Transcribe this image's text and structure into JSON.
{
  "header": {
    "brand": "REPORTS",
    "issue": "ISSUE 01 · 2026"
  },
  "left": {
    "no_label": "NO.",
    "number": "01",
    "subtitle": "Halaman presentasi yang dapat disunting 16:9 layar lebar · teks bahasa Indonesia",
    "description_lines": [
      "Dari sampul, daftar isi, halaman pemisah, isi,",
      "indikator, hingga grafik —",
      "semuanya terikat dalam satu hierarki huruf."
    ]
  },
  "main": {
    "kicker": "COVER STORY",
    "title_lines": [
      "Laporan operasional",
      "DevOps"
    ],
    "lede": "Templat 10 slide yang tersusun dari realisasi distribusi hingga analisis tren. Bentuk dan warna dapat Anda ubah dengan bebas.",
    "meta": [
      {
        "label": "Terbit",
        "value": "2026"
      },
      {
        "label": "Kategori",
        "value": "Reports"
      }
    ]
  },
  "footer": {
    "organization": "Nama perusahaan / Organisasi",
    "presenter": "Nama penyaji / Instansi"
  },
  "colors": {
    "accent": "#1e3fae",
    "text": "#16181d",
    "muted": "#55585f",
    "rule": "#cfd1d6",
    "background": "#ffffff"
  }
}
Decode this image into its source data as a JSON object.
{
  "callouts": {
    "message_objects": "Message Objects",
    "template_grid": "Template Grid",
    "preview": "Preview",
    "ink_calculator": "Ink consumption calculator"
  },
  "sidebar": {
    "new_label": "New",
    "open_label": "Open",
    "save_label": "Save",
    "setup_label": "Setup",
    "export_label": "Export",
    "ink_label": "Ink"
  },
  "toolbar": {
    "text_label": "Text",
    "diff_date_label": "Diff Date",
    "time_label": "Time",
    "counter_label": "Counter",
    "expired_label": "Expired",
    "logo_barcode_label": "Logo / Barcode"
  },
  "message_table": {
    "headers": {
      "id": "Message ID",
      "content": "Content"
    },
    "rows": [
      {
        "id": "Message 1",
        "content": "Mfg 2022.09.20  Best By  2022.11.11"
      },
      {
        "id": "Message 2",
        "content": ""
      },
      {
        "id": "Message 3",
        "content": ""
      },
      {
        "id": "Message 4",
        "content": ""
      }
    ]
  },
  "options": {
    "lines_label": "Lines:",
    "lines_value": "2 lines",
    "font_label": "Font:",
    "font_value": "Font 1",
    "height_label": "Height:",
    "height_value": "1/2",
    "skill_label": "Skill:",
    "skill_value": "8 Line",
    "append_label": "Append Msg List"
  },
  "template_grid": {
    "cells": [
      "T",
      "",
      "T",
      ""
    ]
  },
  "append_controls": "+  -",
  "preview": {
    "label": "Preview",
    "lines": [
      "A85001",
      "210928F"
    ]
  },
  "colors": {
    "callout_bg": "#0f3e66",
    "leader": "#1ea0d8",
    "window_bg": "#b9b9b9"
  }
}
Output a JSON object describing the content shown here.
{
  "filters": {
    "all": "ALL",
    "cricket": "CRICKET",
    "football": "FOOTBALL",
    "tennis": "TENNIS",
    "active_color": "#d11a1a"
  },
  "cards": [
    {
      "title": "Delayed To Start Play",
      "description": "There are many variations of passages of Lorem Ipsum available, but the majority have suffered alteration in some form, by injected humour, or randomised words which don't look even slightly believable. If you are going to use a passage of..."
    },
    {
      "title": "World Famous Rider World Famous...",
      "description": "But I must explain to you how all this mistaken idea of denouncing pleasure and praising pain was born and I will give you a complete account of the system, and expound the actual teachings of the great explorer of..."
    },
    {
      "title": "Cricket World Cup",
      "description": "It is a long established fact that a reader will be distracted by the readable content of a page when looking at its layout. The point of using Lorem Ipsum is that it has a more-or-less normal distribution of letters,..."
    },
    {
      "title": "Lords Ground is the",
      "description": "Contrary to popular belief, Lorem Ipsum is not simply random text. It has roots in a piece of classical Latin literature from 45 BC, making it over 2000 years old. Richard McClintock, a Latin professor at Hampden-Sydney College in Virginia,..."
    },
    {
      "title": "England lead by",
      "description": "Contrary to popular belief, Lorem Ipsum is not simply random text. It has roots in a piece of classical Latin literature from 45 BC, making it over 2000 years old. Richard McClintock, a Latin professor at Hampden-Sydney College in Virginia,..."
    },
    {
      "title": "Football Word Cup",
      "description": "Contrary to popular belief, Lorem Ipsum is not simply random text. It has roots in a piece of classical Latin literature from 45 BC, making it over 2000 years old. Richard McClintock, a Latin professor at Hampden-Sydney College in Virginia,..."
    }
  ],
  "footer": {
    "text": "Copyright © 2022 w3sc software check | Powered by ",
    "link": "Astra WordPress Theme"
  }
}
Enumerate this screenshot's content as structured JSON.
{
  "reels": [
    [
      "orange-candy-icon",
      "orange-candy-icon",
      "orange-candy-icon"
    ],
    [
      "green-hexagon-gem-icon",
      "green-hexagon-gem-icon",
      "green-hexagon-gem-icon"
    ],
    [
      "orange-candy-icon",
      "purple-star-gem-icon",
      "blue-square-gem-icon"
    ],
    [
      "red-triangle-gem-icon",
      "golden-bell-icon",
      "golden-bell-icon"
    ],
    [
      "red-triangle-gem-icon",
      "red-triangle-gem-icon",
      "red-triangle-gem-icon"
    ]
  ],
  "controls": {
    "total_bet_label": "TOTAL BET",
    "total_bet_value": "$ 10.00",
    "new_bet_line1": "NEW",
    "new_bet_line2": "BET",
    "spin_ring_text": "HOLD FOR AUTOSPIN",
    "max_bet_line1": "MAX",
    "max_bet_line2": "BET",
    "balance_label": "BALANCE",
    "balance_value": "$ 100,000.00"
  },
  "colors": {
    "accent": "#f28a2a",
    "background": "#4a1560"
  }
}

—————

Stated goal: For the entries shown above, give the number of lines that include the word "Nama", without any other text.

Task solution: 2